| EXTRACT PROVIDED |
============================================================

An explanation of how individuals are selected to receive the program or policy, and any initial thoughts on how a fair lottery or other forms of random assignment could be used to determine who gets access to the program or policy.
Any practical or ethical concerns about carrying out a randomized evaluation and prior experience with randomized evaluations, if any.
Access to data. A description of existing data collection efforts related to the program, including data collected by the applicant and others on outcomes the program is thought to affect, and whether any of these data would also be available for individuals assigned not to receive the program. A successful applicant will have a way to access data to measure the outcomes of interest.
Commitment to using evidence to inform decision-making. Please describe your organization or agency’s commitment to pursuing new opportunities for rigorous evaluation and using evidence to inform decision-making and how a partnership with J-PAL North America and academic researchers would advance these efforts.
Please describe who in your organization or agency would play the lead role in developing a partnership with J-PAL North America and what other staff would be available to support the partnership.
Please describe any experience with research and evaluation to date, including any partnerships with external researchers.
Please provide any additional information on the potential scope of your organization or agency’s partnership with J-PAL North America and how this partnership would support your organization or agency’s priorities.
Letters of support from outside stakeholders: A description of whether the applicant has discussed the evaluation idea with partners who would need to be on board in order for the evaluation to happen (e.g. a school district leader). A letter of support from any external partner(s) necessary to conduct the evaluation is preferred. For representatives of government agencies, you are also encouraged to provide a letter of support for your application from executive leadership.
Contact information. The names and titles of the main contact(s) for this application. Letters must be submitted by an authorized representative of the agency or the organization. Applicants who have reached the finalist stage will be asked t) to submit a proposed budget.
Please send the completed cover sheet, letter of interest, and letters of support to [email protected] by the application deadline, April 30, 2021.
What is the timeline?
February 1, 2021 - Request for letters of interest announced
February 23, 2021, 11 a.m. ET - Webinar for prospective applicants (registration and recording available here)

============================================================

| SUPPLIED ENTRIES |

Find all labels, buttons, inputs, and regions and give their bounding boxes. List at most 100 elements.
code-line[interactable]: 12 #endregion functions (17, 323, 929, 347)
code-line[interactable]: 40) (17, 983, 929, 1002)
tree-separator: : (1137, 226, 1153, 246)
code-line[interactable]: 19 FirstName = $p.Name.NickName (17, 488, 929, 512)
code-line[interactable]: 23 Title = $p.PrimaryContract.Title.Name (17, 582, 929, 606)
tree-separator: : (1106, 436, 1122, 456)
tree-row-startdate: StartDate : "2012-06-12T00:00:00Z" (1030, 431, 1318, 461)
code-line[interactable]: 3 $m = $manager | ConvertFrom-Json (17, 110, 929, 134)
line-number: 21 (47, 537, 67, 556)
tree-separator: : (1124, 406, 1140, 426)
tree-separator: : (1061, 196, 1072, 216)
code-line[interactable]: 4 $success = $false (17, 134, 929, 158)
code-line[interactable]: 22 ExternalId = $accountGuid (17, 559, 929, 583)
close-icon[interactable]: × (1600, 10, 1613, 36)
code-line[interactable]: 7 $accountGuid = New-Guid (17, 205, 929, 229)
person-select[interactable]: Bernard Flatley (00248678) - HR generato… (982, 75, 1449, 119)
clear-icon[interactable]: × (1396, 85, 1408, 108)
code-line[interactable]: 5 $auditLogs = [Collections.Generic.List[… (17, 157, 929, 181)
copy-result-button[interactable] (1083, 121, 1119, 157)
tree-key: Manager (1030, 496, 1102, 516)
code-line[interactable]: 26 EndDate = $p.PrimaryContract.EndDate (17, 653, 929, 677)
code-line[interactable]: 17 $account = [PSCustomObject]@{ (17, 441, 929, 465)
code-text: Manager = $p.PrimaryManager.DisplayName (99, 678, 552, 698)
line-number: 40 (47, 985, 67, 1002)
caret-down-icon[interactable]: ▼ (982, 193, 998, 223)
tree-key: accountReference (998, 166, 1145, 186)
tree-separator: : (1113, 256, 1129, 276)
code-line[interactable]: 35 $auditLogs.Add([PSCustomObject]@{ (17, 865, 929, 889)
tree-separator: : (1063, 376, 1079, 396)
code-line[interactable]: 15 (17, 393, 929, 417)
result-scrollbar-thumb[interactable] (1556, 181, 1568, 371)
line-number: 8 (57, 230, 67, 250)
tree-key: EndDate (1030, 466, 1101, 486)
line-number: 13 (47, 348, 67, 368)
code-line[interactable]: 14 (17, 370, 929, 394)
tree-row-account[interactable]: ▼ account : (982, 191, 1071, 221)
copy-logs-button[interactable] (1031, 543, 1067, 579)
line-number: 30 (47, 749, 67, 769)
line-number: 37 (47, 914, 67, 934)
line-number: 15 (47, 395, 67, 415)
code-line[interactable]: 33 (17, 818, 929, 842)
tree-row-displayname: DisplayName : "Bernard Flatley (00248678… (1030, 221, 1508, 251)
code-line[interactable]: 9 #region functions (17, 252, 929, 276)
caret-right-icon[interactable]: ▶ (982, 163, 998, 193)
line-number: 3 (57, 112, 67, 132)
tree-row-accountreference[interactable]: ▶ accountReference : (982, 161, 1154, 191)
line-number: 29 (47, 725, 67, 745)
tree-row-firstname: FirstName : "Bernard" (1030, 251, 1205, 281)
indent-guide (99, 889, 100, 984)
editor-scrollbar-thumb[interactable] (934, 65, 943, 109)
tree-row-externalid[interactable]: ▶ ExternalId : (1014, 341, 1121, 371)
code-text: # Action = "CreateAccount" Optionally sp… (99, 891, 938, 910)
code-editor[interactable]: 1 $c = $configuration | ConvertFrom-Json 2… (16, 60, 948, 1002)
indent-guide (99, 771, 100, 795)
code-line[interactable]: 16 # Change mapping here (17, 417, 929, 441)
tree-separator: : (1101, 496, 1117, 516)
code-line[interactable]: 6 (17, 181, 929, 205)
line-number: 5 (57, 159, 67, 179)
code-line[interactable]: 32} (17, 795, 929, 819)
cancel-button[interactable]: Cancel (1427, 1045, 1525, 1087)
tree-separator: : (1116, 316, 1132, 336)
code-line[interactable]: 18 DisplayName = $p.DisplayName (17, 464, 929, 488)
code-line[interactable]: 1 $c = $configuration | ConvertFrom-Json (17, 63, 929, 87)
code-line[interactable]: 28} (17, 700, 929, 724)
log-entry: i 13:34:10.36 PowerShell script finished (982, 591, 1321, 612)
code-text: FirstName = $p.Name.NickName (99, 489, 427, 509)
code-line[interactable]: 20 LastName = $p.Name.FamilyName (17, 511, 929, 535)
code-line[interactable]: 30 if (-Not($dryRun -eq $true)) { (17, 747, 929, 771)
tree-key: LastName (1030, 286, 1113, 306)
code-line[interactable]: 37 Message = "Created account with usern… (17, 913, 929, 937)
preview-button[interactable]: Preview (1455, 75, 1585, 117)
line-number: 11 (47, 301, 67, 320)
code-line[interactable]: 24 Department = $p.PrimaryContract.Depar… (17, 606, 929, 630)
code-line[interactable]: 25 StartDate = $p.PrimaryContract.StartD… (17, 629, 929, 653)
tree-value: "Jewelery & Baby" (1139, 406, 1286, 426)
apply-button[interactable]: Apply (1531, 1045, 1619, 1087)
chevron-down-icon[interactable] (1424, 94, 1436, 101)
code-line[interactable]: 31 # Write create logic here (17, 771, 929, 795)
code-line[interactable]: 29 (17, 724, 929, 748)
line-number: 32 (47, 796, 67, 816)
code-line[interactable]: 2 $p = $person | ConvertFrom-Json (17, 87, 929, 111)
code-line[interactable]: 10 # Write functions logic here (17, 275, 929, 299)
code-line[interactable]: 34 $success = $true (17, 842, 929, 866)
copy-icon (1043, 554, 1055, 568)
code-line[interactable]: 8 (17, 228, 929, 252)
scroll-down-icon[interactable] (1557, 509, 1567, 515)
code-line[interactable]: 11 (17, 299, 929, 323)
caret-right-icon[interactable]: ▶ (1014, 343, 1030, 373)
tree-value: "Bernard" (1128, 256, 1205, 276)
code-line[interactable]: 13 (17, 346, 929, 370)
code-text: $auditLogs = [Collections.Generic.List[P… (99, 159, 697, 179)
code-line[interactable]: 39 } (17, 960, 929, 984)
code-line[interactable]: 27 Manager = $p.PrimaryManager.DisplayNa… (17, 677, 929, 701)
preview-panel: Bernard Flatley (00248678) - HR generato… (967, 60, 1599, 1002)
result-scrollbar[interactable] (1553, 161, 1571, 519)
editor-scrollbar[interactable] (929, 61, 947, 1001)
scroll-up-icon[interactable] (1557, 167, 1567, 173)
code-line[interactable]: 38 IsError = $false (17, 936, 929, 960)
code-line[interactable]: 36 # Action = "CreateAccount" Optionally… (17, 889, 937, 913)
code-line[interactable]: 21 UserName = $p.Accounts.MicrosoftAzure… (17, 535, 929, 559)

============================================================

| TO DO |
a) Rewrite the application guidelines starting with "An explanation of" and going on through "outcomes of interest.", changing "fair lottery" to "random drawing".
b) How would the application guidelines go on after the last line shown? Write the next part.

| ANSWERS IN ORDER |
a)
An explanation of how individuals are selected to receive the program or policy, and any initial thoughts on how a random drawing or other forms of random assignment could be used to determine who gets access to the program or policy.
Any practical or ethical concerns about carrying out a randomized evaluation and prior experience with randomized evaluations, if any.
Access to data. A description of existing data collection efforts related to the program, including data collected by the applicant and others on outcomes the program is thought to affect, and whether any of these data would also be available for individuals assigned not to receive the program. A successful applicant will have a way to access data to measure the outcomes of interest.

b)
April 30, 2021, 5 p.m. ET - Deadline to submit letters of interest
Week of May 17, 2021 - Finalists selected and invited to submit full proposals for funding
September 22, 2021, 8 p.m. ET - Deadline for full proposals
Week of November 8, 2021 - Selected partners announced
November 2021 - November 2022 - Selected partners work with J-PAL North America staff to develop one or more randomized evaluations, find an academic partner, and may apply for full funding to carry out the evaluation.
What type of assistance does J-PAL provide for applicants?
J-PAL North America staff, who are not members of the initiative’s Review Board, are available to provide support to help prospective applicants prepare stronger applications. Prospective applicants are encouraged to reach out to [email protected].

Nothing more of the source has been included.